> SHORT PROBLEM:
Every entry needs to be printed exactly, please.

-------- DATASET

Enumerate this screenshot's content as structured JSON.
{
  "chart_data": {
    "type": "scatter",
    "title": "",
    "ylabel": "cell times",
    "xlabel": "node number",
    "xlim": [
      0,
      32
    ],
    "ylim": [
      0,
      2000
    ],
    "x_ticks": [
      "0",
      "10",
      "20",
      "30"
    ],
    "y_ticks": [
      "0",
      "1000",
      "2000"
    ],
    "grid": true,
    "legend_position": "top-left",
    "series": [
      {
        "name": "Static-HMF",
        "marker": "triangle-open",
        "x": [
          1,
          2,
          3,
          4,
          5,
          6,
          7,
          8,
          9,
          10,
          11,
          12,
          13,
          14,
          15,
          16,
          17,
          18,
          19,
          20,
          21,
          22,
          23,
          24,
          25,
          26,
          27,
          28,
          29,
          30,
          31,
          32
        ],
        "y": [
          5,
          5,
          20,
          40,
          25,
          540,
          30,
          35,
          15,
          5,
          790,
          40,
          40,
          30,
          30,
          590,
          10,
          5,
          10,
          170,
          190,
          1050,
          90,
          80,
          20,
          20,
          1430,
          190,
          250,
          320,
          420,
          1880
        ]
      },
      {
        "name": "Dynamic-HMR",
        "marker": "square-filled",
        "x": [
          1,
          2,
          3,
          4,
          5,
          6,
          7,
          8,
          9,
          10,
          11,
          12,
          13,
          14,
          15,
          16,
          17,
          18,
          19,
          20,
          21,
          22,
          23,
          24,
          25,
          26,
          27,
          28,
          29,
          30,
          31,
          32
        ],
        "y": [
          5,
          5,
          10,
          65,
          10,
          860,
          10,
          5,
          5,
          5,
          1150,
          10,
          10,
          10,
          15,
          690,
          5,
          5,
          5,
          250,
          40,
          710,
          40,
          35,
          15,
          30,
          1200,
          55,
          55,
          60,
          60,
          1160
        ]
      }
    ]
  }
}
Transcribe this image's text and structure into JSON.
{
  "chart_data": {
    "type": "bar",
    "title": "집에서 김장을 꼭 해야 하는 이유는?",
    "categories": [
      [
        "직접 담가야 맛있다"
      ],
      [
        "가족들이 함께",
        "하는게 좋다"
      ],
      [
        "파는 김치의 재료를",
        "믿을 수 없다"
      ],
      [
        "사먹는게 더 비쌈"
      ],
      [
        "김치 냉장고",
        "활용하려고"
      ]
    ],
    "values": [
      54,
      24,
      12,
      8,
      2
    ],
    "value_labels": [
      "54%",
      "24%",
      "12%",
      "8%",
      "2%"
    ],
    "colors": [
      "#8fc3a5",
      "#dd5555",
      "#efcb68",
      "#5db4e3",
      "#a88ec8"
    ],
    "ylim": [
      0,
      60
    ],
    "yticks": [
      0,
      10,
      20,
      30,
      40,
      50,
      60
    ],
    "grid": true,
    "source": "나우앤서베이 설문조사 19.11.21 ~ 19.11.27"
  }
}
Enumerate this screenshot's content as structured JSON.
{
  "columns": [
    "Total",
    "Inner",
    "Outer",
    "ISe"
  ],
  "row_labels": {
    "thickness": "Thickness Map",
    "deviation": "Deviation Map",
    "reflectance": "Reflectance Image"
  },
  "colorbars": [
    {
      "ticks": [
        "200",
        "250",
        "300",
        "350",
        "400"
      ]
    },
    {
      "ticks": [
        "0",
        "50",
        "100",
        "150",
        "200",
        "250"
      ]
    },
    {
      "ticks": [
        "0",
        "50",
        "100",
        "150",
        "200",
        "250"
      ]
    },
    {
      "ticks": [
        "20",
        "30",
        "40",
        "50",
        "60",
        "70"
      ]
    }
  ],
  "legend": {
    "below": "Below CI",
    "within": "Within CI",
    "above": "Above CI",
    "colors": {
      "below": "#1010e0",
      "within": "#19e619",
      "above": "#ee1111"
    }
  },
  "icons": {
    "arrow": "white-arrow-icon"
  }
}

----------------

> EXERCISE OUTPUT:
Enumerate this screenshot's content as structured JSON.
{
  "chart_data": {
    "type": "scatter",
    "title": "",
    "ylabel": "cell times",
    "xlabel": "node number",
    "xlim": [
      0,
      32
    ],
    "ylim": [
      0,
      2000
    ],
    "x_ticks": [
      "0",
      "10",
      "20",
      "30"
    ],
    "y_ticks": [
      "0",
      "1000",
      "2000"
    ],
    "grid": true,
    "legend_position": "top-left",
    "series": [
      {
        "name": "Static-HMF",
        "marker": "triangle-open",
        "x": [
          1,
          2,
          3,
          4,
          5,
          6,
          7,
          8,
          9,
          10,
          11,
          12,
          13,
          14,
          15,
          16,
          17,
          18,
          19,
          20,
          21,
          22,
          23,
          24,
          25,
          26,
          27,
          28,
          29,
          30,
          31,
          32
        ],
        "y": [
          5,
          5,
          20,
          40,
          25,
          540,
          30,
          35,
          15,
          5,
          790,
          40,
          40,
          30,
          30,
          590,
          10,
          5,
          10,
          170,
          190,
          1050,
          90,
          80,
          20,
          20,
          1430,
          190,
          250,
          320,
          420,
          1880
        ]
      },
      {
        "name": "Dynamic-HMR",
        "marker": "square-filled",
        "x": [
          1,
          2,
          3,
          4,
          5,
          6,
          7,
          8,
          9,
          10,
          11,
          12,
          13,
          14,
          15,
          16,
          17,
          18,
          19,
          20,
          21,
          22,
          23,
          24,
          25,
          26,
          27,
          28,
          29,
          30,
          31,
          32
        ],
        "y": [
          5,
          5,
          10,
          65,
          10,
          860,
          10,
          5,
          5,
          5,
          1150,
          10,
          10,
          10,
          15,
          690,
          5,
          5,
          5,
          250,
          40,
          710,
          40,
          35,
          15,
          30,
          1200,
          55,
          55,
          60,
          60,
          1160
        ]
      }
    ]
  }
}
Transcribe this image's text and structure into JSON.
{
  "chart_data": {
    "type": "bar",
    "title": "집에서 김장을 꼭 해야 하는 이유는?",
    "categories": [
      [
        "직접 담가야 맛있다"
      ],
      [
        "가족들이 함께",
        "하는게 좋다"
      ],
      [
        "파는 김치의 재료를",
        "믿을 수 없다"
      ],
      [
        "사먹는게 더 비쌈"
      ],
      [
        "김치 냉장고",
        "활용하려고"
      ]
    ],
    "values": [
      54,
      24,
      12,
      8,
      2
    ],
    "value_labels": [
      "54%",
      "24%",
      "12%",
      "8%",
      "2%"
    ],
    "colors": [
      "#8fc3a5",
      "#dd5555",
      "#efcb68",
      "#5db4e3",
      "#a88ec8"
    ],
    "ylim": [
      0,
      60
    ],
    "yticks": [
      0,
      10,
      20,
      30,
      40,
      50,
      60
    ],
    "grid": true,
    "source": "나우앤서베이 설문조사 19.11.21 ~ 19.11.27"
  }
}
Enumerate this screenshot's content as structured JSON.
{
  "columns": [
    "Total",
    "Inner",
    "Outer",
    "ISe"
  ],
  "row_labels": {
    "thickness": "Thickness Map",
    "deviation": "Deviation Map",
    "reflectance": "Reflectance Image"
  },
  "colorbars": [
    {
      "ticks": [
        "200",
        "250",
        "300",
        "350",
        "400"
      ]
    },
    {
      "ticks": [
        "0",
        "50",
        "100",
        "150",
        "200",
        "250"
      ]
    },
    {
      "ticks": [
        "0",
        "50",
        "100",
        "150",
        "200",
        "250"
      ]
    },
    {
      "ticks": [
        "20",
        "30",
        "40",
        "50",
        "60",
        "70"
      ]
    }
  ],
  "legend": {
    "below": "Below CI",
    "within": "Within CI",
    "above": "Above CI",
    "colors": {
      "below": "#1010e0",
      "within": "#19e619",
      "above": "#ee1111"
    }
  },
  "icons": {
    "arrow": "white-arrow-icon"
  }
}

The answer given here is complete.